# Data section
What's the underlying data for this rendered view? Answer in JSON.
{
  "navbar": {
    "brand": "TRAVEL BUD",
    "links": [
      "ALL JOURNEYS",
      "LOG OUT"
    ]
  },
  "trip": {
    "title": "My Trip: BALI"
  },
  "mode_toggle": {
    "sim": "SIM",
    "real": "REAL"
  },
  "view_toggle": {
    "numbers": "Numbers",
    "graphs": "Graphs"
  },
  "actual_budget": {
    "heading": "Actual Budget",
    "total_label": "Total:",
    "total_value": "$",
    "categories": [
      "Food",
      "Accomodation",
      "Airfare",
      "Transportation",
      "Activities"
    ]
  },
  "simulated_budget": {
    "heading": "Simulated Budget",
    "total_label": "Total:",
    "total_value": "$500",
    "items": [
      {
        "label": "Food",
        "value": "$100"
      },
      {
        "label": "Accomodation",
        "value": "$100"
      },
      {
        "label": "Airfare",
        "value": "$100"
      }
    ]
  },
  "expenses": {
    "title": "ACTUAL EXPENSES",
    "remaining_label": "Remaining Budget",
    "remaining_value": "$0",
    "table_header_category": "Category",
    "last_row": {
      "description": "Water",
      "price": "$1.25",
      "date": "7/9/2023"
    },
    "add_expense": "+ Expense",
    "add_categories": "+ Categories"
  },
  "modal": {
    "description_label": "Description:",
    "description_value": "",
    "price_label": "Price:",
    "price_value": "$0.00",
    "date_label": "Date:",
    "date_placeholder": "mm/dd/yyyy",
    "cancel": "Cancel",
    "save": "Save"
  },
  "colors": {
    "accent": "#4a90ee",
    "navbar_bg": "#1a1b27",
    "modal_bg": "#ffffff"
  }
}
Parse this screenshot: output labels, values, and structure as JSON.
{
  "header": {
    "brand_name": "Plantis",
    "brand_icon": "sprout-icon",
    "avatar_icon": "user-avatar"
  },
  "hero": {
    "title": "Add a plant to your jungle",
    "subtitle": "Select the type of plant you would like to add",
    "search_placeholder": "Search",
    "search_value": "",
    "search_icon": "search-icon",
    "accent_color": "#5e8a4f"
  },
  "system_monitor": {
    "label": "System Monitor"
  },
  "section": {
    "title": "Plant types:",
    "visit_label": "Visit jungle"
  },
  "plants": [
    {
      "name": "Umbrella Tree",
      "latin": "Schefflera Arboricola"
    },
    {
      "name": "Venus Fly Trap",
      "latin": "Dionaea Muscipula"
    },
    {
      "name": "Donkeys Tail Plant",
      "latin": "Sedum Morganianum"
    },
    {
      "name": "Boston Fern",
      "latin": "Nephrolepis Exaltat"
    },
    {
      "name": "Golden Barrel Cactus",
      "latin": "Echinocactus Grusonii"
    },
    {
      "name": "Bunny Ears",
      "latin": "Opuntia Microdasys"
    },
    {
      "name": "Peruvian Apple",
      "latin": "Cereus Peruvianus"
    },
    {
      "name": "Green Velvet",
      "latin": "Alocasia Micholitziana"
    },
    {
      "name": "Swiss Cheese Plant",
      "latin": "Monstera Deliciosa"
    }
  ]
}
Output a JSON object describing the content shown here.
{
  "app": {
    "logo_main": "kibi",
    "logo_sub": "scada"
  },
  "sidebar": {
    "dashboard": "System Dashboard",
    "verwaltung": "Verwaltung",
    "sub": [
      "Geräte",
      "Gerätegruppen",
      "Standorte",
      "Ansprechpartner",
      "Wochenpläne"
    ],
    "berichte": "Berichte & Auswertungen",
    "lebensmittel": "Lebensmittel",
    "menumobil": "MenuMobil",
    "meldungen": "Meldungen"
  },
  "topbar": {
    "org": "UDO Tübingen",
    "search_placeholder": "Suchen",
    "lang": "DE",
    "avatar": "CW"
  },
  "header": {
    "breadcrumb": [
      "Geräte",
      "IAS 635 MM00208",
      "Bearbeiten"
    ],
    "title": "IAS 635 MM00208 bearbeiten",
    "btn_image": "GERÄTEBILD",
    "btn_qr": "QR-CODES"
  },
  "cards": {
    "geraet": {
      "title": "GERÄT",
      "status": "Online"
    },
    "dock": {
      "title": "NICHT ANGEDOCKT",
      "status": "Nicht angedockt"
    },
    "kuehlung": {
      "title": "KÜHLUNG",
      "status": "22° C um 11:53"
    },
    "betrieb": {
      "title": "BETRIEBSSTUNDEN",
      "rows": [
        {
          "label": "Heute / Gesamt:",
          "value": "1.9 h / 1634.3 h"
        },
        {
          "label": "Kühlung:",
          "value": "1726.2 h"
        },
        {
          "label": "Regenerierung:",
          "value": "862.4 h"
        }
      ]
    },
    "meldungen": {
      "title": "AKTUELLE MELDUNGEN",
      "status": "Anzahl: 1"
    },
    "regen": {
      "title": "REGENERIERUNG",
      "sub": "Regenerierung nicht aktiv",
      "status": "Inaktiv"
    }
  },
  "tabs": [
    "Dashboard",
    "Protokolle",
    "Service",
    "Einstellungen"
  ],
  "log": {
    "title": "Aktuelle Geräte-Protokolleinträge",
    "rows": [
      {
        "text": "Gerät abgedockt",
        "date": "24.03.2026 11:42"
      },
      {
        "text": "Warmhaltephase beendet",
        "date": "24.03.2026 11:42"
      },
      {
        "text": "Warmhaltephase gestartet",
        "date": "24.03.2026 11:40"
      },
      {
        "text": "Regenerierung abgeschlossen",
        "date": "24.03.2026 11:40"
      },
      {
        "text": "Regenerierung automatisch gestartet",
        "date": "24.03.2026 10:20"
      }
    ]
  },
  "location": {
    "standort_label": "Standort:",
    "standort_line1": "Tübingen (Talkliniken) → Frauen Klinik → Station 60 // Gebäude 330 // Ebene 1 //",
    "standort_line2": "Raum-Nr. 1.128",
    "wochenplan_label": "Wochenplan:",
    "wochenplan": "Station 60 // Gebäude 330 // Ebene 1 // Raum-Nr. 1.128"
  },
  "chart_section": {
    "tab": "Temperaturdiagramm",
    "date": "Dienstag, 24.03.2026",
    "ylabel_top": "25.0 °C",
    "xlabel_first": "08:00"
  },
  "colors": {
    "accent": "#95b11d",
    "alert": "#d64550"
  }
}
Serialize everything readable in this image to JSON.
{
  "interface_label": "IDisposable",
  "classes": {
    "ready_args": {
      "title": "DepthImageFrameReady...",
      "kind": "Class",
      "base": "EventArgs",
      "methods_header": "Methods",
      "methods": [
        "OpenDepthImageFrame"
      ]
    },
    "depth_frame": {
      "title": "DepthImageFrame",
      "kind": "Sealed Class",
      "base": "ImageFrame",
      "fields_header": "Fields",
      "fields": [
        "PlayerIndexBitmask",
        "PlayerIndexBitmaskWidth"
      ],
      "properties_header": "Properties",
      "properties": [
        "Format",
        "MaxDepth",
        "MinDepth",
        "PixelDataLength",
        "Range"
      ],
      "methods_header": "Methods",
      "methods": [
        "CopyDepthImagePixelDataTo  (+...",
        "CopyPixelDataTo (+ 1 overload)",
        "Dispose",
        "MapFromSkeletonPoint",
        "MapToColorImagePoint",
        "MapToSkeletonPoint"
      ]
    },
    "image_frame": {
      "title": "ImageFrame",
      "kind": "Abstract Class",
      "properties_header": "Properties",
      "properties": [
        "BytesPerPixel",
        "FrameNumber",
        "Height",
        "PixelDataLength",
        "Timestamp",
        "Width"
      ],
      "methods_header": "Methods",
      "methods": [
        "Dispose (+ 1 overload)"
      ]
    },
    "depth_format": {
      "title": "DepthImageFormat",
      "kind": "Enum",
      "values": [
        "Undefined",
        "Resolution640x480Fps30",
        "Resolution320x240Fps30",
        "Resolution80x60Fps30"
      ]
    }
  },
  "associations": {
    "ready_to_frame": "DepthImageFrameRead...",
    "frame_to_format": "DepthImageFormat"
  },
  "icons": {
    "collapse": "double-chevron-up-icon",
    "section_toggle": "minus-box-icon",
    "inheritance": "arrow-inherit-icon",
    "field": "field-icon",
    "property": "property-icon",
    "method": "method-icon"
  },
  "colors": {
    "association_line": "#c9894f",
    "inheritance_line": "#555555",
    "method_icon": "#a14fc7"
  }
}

# Given instruction
Isolate the lines above that contain the word "Dashboard" and copy them.

# Reply
    "dashboard": "System Dashboard",
    "Dashboard",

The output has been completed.